- **What to work on**
Below are the records. Count the lines containing the string "your", and reply with the number alone.

- **Records for this exercise**
* Start *
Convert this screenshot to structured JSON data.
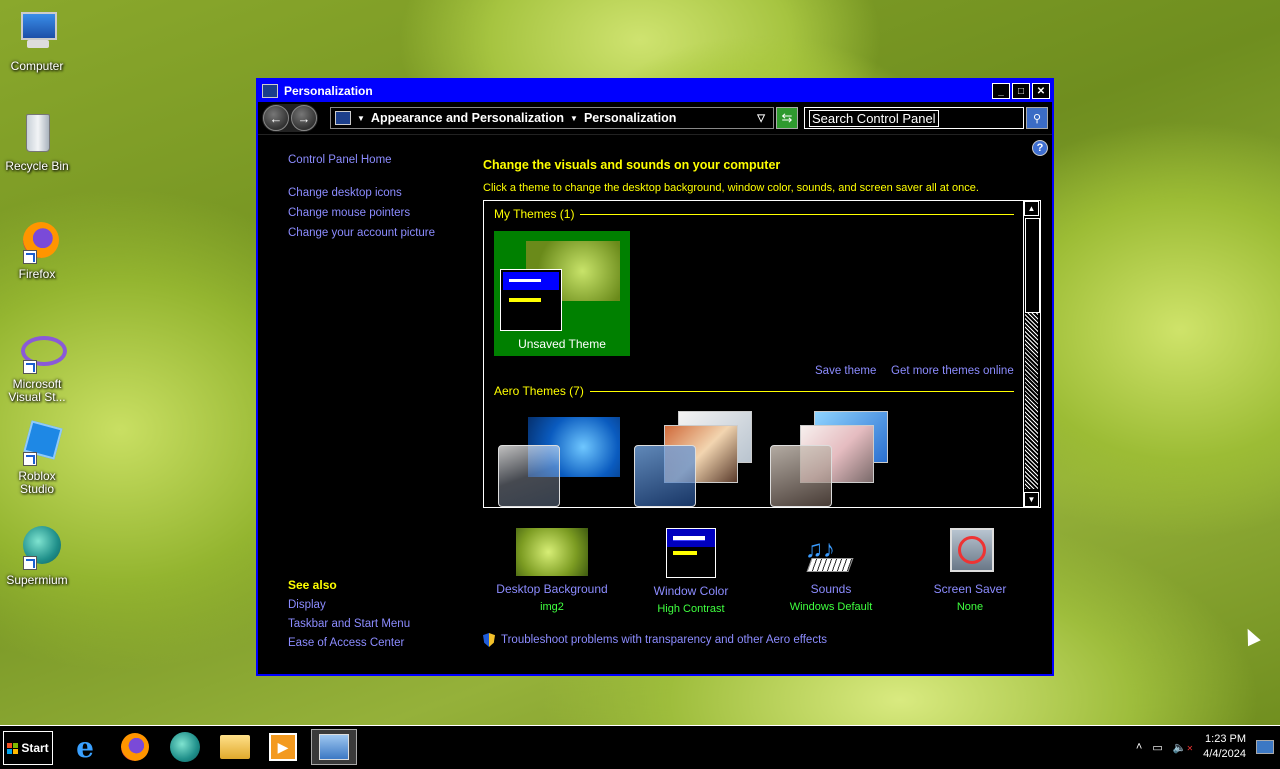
{
  "desktop": {
    "icons": [
      {
        "label": "Computer"
      },
      {
        "label": "Recycle Bin"
      },
      {
        "label": "Firefox"
      },
      {
        "label": "Microsoft Visual St..."
      },
      {
        "label": "Roblox Studio"
      },
      {
        "label": "Supermium"
      }
    ]
  },
  "window": {
    "title": "Personalization",
    "breadcrumb": [
      "Appearance and Personalization",
      "Personalization"
    ],
    "search_placeholder": "Search Control Panel",
    "left_links": {
      "home": "Control Panel Home",
      "items": [
        "Change desktop icons",
        "Change mouse pointers",
        "Change your account picture"
      ]
    },
    "see_also": {
      "header": "See also",
      "items": [
        "Display",
        "Taskbar and Start Menu",
        "Ease of Access Center"
      ]
    },
    "heading": "Change the visuals and sounds on your computer",
    "description": "Click a theme to change the desktop background, window color, sounds, and screen saver all at once.",
    "my_themes": {
      "header": "My Themes (1)",
      "tile_label": "Unsaved Theme",
      "save_link": "Save theme",
      "more_link": "Get more themes online"
    },
    "aero_themes": {
      "header": "Aero Themes (7)"
    },
    "options": [
      {
        "name": "Desktop Background",
        "value": "img2",
        "icon": "wallpaper-thumbnail"
      },
      {
        "name": "Window Color",
        "value": "High Contrast",
        "icon": "window-color-icon"
      },
      {
        "name": "Sounds",
        "value": "Windows Default",
        "icon": "sounds-icon"
      },
      {
        "name": "Screen Saver",
        "value": "None",
        "icon": "screensaver-icon"
      }
    ],
    "troubleshoot": "Troubleshoot problems with transparency and other Aero effects"
  },
  "taskbar": {
    "start_label": "Start",
    "apps": [
      "internet-explorer",
      "firefox",
      "supermium",
      "file-explorer",
      "media-player",
      "control-panel"
    ],
    "time": "1:23 PM",
    "date": "4/4/2024"
  },
  "colors": {
    "title_bar": "#0000ff",
    "link": "#8c8cff",
    "heading": "#ffff00",
    "value": "#3fff3f"
  }
}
* End *
- **Solution for this task**
2